-- Stored records --
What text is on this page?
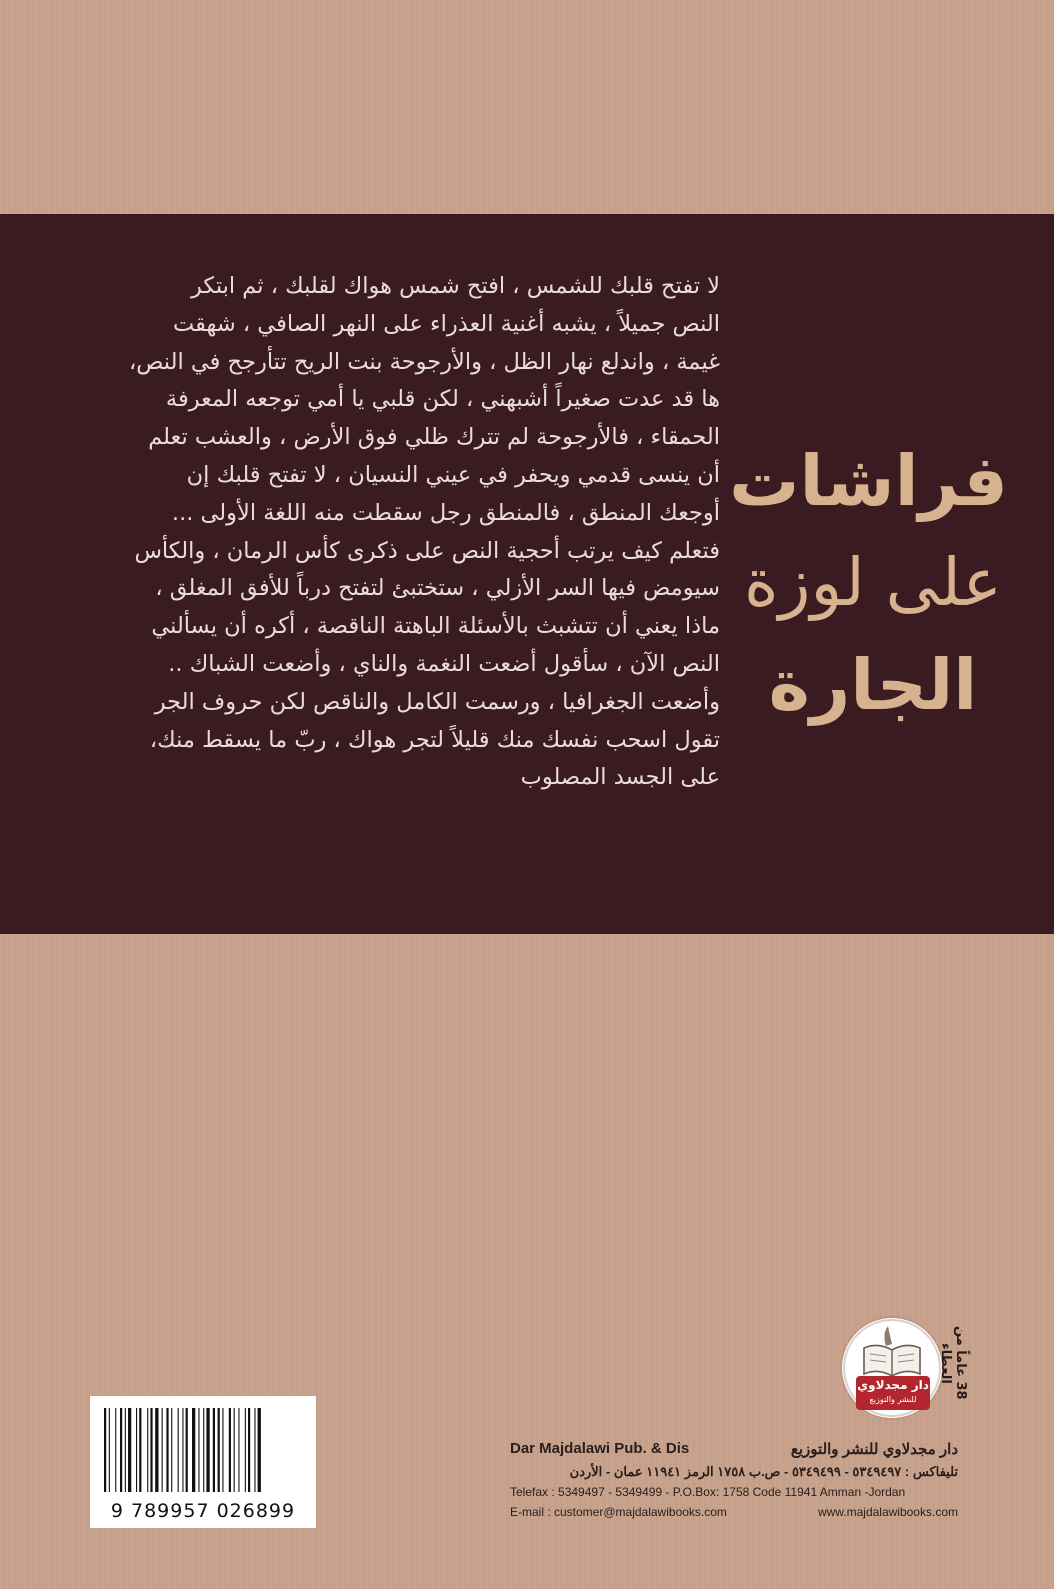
فراشات
على لوزة
الجارة
لا تفتح قلبك للشمس ، افتح شمس هواك لقلبك ، ثم ابتكر
النص جميلاً ، يشبه أغنية العذراء على النهر الصافي ، شهقت
غيمة ، واندلع نهار الظل ، والأرجوحة بنت الريح تتأرجح في النص،
ها قد عدت صغيراً أشبهني ، لكن قلبي يا أمي توجعه المعرفة
الحمقاء ، فالأرجوحة لم تترك ظلي فوق الأرض ، والعشب تعلم
أن ينسى قدمي ويحفر في عيني النسيان ، لا تفتح قلبك إن
أوجعك المنطق ، فالمنطق رجل سقطت منه اللغة الأولى ...
فتعلم كيف يرتب أحجية النص على ذكرى كأس الرمان ، والكأس
سيومض فيها السر الأزلي ، ستختبئ لتفتح درباً للأفق المغلق ،
ماذا يعني أن تتشبث بالأسئلة الباهتة الناقصة ، أكره أن يسألني
النص الآن ، سأقول أضعت النغمة والناي ، وأضعت الشباك ..
وأضعت الجغرافيا ، ورسمت الكامل والناقص لكن حروف الجر
تقول اسحب نفسك منك قليلاً لتجر هواك ، ربّ ما يسقط منك،
على الجسد المصلوب
دار مجدلاوي
للنشر والتوزيع
38 عاماً من العطاء
9 789957 026899
Dar Majdalawi Pub. & Dis	دار مجدلاوي للنشر والتوزيع
تليفاكس : ٥٣٤٩٤٩٧ - ٥٣٤٩٤٩٩ - ص.ب ١٧٥٨ الرمز ١١٩٤١ عمان - الأردن
Telefax : 5349497 - 5349499 - P.O.Box: 1758 Code 11941 Amman -Jordan
E-mail : customer@majdalawibooks.com	www.majdalawibooks.com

-- Required task --
Repeat the material above in full and unchanged, minus its images.

-- Result of the task --
What text is on this page?
فراشات
على لوزة
الجارة
لا تفتح قلبك للشمس ، افتح شمس هواك لقلبك ، ثم ابتكر
النص جميلاً ، يشبه أغنية العذراء على النهر الصافي ، شهقت
غيمة ، واندلع نهار الظل ، والأرجوحة بنت الريح تتأرجح في النص،
ها قد عدت صغيراً أشبهني ، لكن قلبي يا أمي توجعه المعرفة
الحمقاء ، فالأرجوحة لم تترك ظلي فوق الأرض ، والعشب تعلم
أن ينسى قدمي ويحفر في عيني النسيان ، لا تفتح قلبك إن
أوجعك المنطق ، فالمنطق رجل سقطت منه اللغة الأولى ...
فتعلم كيف يرتب أحجية النص على ذكرى كأس الرمان ، والكأس
سيومض فيها السر الأزلي ، ستختبئ لتفتح درباً للأفق المغلق ،
ماذا يعني أن تتشبث بالأسئلة الباهتة الناقصة ، أكره أن يسألني
النص الآن ، سأقول أضعت النغمة والناي ، وأضعت الشباك ..
وأضعت الجغرافيا ، ورسمت الكامل والناقص لكن حروف الجر
تقول اسحب نفسك منك قليلاً لتجر هواك ، ربّ ما يسقط منك،
على الجسد المصلوب
دار مجدلاوي
للنشر والتوزيع
38 عاماً من العطاء
9 789957 026899
Dar Majdalawi Pub. & Dis	دار مجدلاوي للنشر والتوزيع
تليفاكس : ٥٣٤٩٤٩٧ - ٥٣٤٩٤٩٩ - ص.ب ١٧٥٨ الرمز ١١٩٤١ عمان - الأردن
Telefax : 5349497 - 5349499 - P.O.Box: 1758 Code 11941 Amman -Jordan
E-mail : customer@majdalawibooks.com	www.majdalawibooks.com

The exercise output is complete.